EXERCISE BRIEF: Can you write out all the lines word for word, with no pictures?

DATA FOR PROCESSING:

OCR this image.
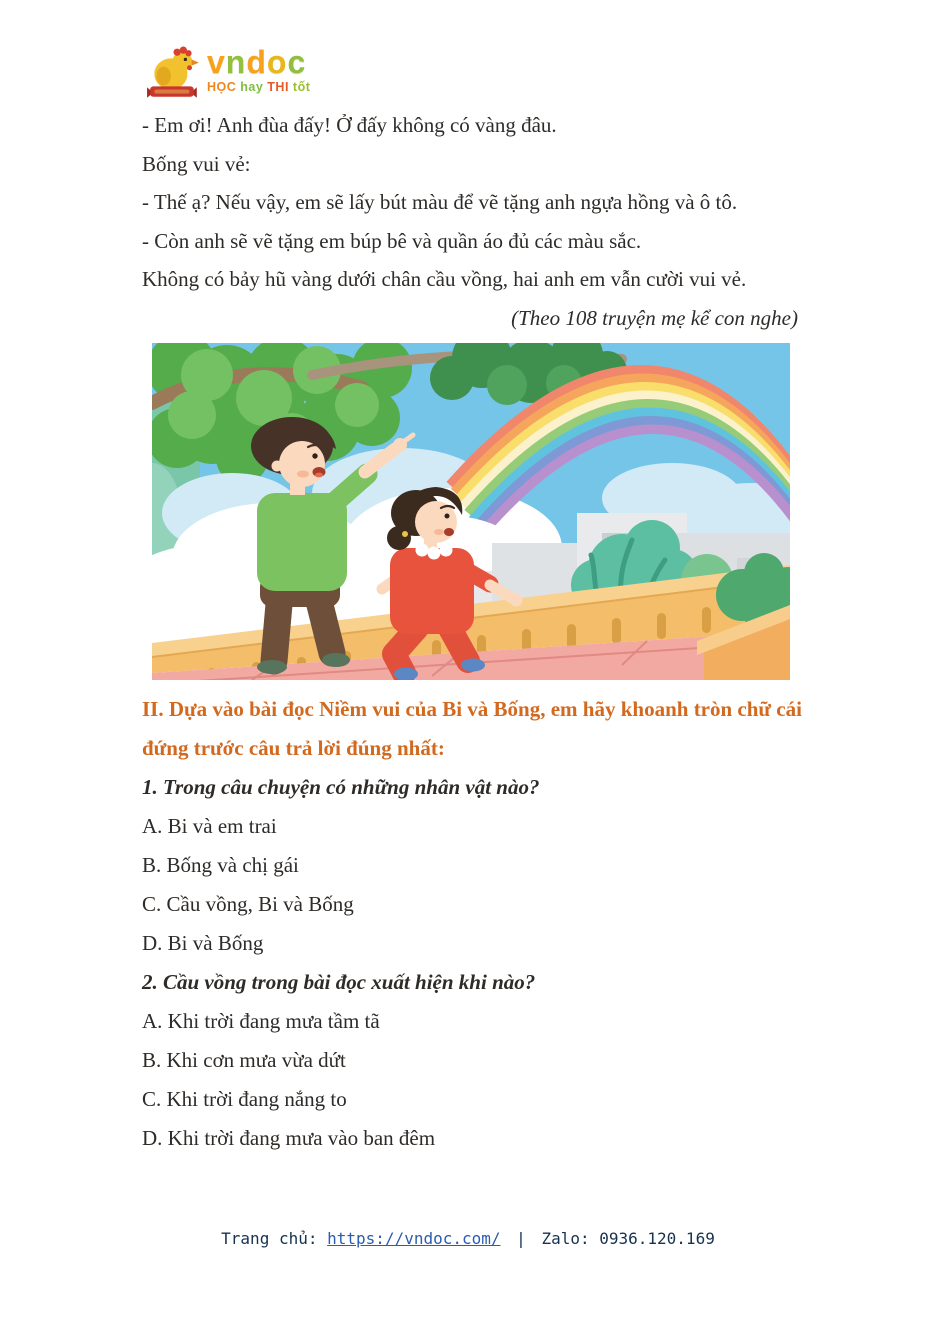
vndoc
HỌC hay THI tốt
- Em ơi! Anh đùa đấy! Ở đấy không có vàng đâu.
Bống vui vẻ:
- Thế ạ? Nếu vậy, em sẽ lấy bút màu để vẽ tặng anh ngựa hồng và ô tô.
- Còn anh sẽ vẽ tặng em búp bê và quần áo đủ các màu sắc.
Không có bảy hũ vàng dưới chân cầu vồng, hai anh em vẫn cười vui vẻ.
(Theo 108 truyện mẹ kể con nghe)
II. Dựa vào bài đọc Niềm vui của Bi và Bống, em hãy khoanh tròn chữ cái đứng trước câu trả lời đúng nhất:
1. Trong câu chuyện có những nhân vật nào?
A. Bi và em trai
B. Bống và chị gái
C. Cầu vồng, Bi và Bống
D. Bi và Bống
2. Cầu vồng trong bài đọc xuất hiện khi nào?
A. Khi trời đang mưa tầm tã
B. Khi cơn mưa vừa dứt
C. Khi trời đang nắng to
D. Khi trời đang mưa vào ban đêm
Trang chủ: https://vndoc.com/ | Zalo: 0936.120.169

IN RESPONSE:
OCR this image.
vndoc
HỌC hay THI tốt
- Em ơi! Anh đùa đấy! Ở đấy không có vàng đâu.
Bống vui vẻ:
- Thế ạ? Nếu vậy, em sẽ lấy bút màu để vẽ tặng anh ngựa hồng và ô tô.
- Còn anh sẽ vẽ tặng em búp bê và quần áo đủ các màu sắc.
Không có bảy hũ vàng dưới chân cầu vồng, hai anh em vẫn cười vui vẻ.
(Theo 108 truyện mẹ kể con nghe)
II. Dựa vào bài đọc Niềm vui của Bi và Bống, em hãy khoanh tròn chữ cái đứng trước câu trả lời đúng nhất:
1. Trong câu chuyện có những nhân vật nào?
A. Bi và em trai
B. Bống và chị gái
C. Cầu vồng, Bi và Bống
D. Bi và Bống
2. Cầu vồng trong bài đọc xuất hiện khi nào?
A. Khi trời đang mưa tầm tã
B. Khi cơn mưa vừa dứt
C. Khi trời đang nắng to
D. Khi trời đang mưa vào ban đêm
Trang chủ: https://vndoc.com/ | Zalo: 0936.120.169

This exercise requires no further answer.